Given task:
Copy all entries without alteration and skip the pictures they hold.

Recorded data:
- - - -
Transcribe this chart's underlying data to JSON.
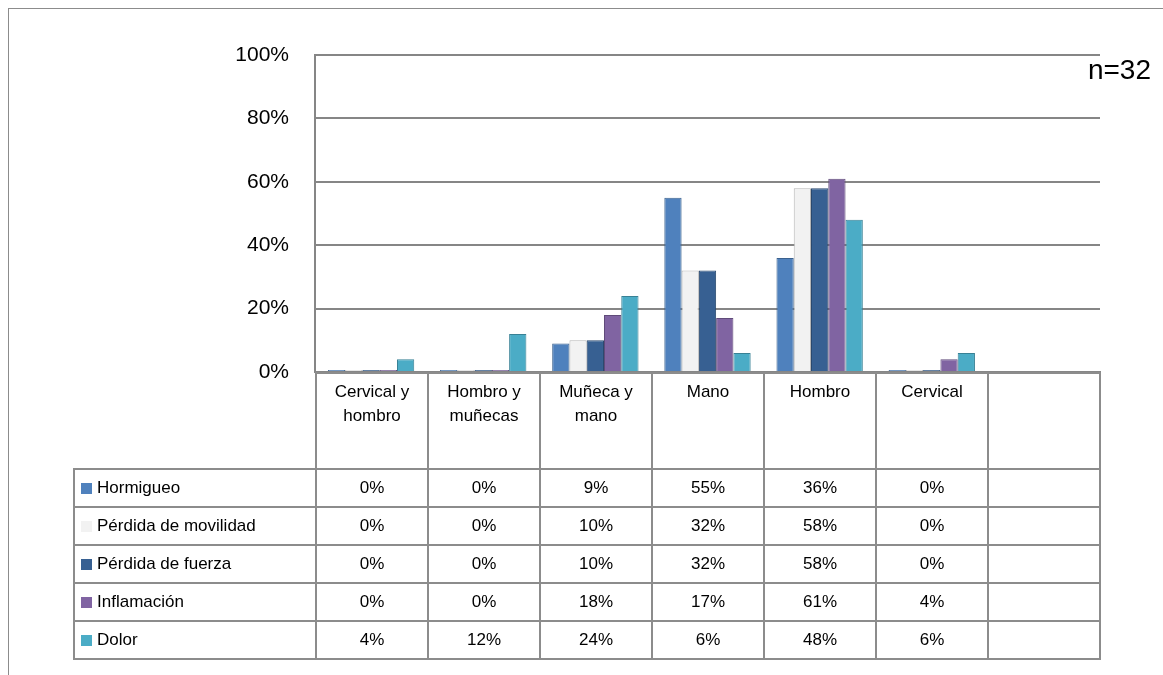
{
  "chart_data": {
    "type": "bar",
    "categories": [
      "Cervical y hombro",
      "Hombro y muñecas",
      "Muñeca y mano",
      "Mano",
      "Hombro",
      "Cervical",
      null
    ],
    "series": [
      {
        "name": "Hormigueo",
        "color": "#4f81bd",
        "values": [
          0,
          0,
          9,
          55,
          36,
          0,
          null
        ],
        "value_labels": [
          "0%",
          "0%",
          "9%",
          "55%",
          "36%",
          "0%",
          null
        ]
      },
      {
        "name": "Pérdida de movilidad",
        "color": "#f2f2f2",
        "values": [
          0,
          0,
          10,
          32,
          58,
          0,
          null
        ],
        "value_labels": [
          "0%",
          "0%",
          "10%",
          "32%",
          "58%",
          "0%",
          null
        ]
      },
      {
        "name": "Pérdida de fuerza",
        "color": "#376092",
        "values": [
          0,
          0,
          10,
          32,
          58,
          0,
          null
        ],
        "value_labels": [
          "0%",
          "0%",
          "10%",
          "32%",
          "58%",
          "0%",
          null
        ]
      },
      {
        "name": "Inflamación",
        "color": "#8064a2",
        "values": [
          0,
          0,
          18,
          17,
          61,
          4,
          null
        ],
        "value_labels": [
          "0%",
          "0%",
          "18%",
          "17%",
          "61%",
          "4%",
          null
        ]
      },
      {
        "name": "Dolor",
        "color": "#4bacc6",
        "values": [
          4,
          12,
          24,
          6,
          48,
          6,
          null
        ],
        "value_labels": [
          "4%",
          "12%",
          "24%",
          "6%",
          "48%",
          "6%",
          null
        ]
      }
    ],
    "ylim": [
      0,
      100
    ],
    "yticks": [
      {
        "value": 0,
        "label": "0%"
      },
      {
        "value": 20,
        "label": "20%"
      },
      {
        "value": 40,
        "label": "40%"
      },
      {
        "value": 60,
        "label": "60%"
      },
      {
        "value": 80,
        "label": "80%"
      },
      {
        "value": 100,
        "label": "100%"
      }
    ],
    "grid": "y",
    "legend": "bottom",
    "annotations": [
      "n=32"
    ]
  }
}
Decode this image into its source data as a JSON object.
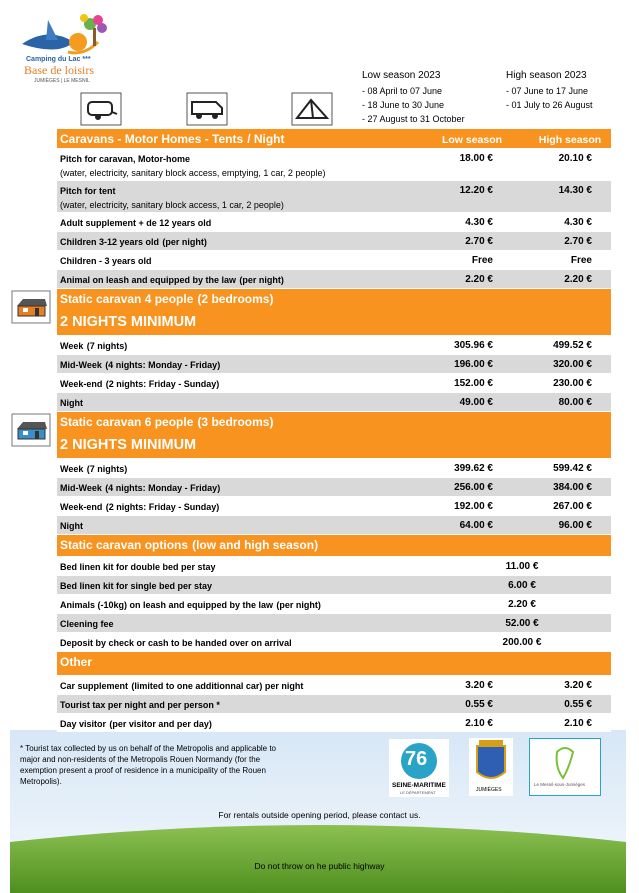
- - - -
Solution:
Transcribe this chart's underlying data to JSON.
{
  "chart_data": {
    "type": "bar",
    "categories": [
      "Cervical y hombro",
      "Hombro y muñecas",
      "Muñeca y mano",
      "Mano",
      "Hombro",
      "Cervical",
      null
    ],
    "series": [
      {
        "name": "Hormigueo",
        "color": "#4f81bd",
        "values": [
          0,
          0,
          9,
          55,
          36,
          0,
          null
        ],
        "value_labels": [
          "0%",
          "0%",
          "9%",
          "55%",
          "36%",
          "0%",
          null
        ]
      },
      {
        "name": "Pérdida de movilidad",
        "color": "#f2f2f2",
        "values": [
          0,
          0,
          10,
          32,
          58,
          0,
          null
        ],
        "value_labels": [
          "0%",
          "0%",
          "10%",
          "32%",
          "58%",
          "0%",
          null
        ]
      },
      {
        "name": "Pérdida de fuerza",
        "color": "#376092",
        "values": [
          0,
          0,
          10,
          32,
          58,
          0,
          null
        ],
        "value_labels": [
          "0%",
          "0%",
          "10%",
          "32%",
          "58%",
          "0%",
          null
        ]
      },
      {
        "name": "Inflamación",
        "color": "#8064a2",
        "values": [
          0,
          0,
          18,
          17,
          61,
          4,
          null
        ],
        "value_labels": [
          "0%",
          "0%",
          "18%",
          "17%",
          "61%",
          "4%",
          null
        ]
      },
      {
        "name": "Dolor",
        "color": "#4bacc6",
        "values": [
          4,
          12,
          24,
          6,
          48,
          6,
          null
        ],
        "value_labels": [
          "4%",
          "12%",
          "24%",
          "6%",
          "48%",
          "6%",
          null
        ]
      }
    ],
    "ylim": [
      0,
      100
    ],
    "yticks": [
      {
        "value": 0,
        "label": "0%"
      },
      {
        "value": 20,
        "label": "20%"
      },
      {
        "value": 40,
        "label": "40%"
      },
      {
        "value": 60,
        "label": "60%"
      },
      {
        "value": 80,
        "label": "80%"
      },
      {
        "value": 100,
        "label": "100%"
      }
    ],
    "grid": "y",
    "legend": "bottom",
    "annotations": [
      "n=32"
    ]
  }
}
Decode this image into its source data as a JSON object.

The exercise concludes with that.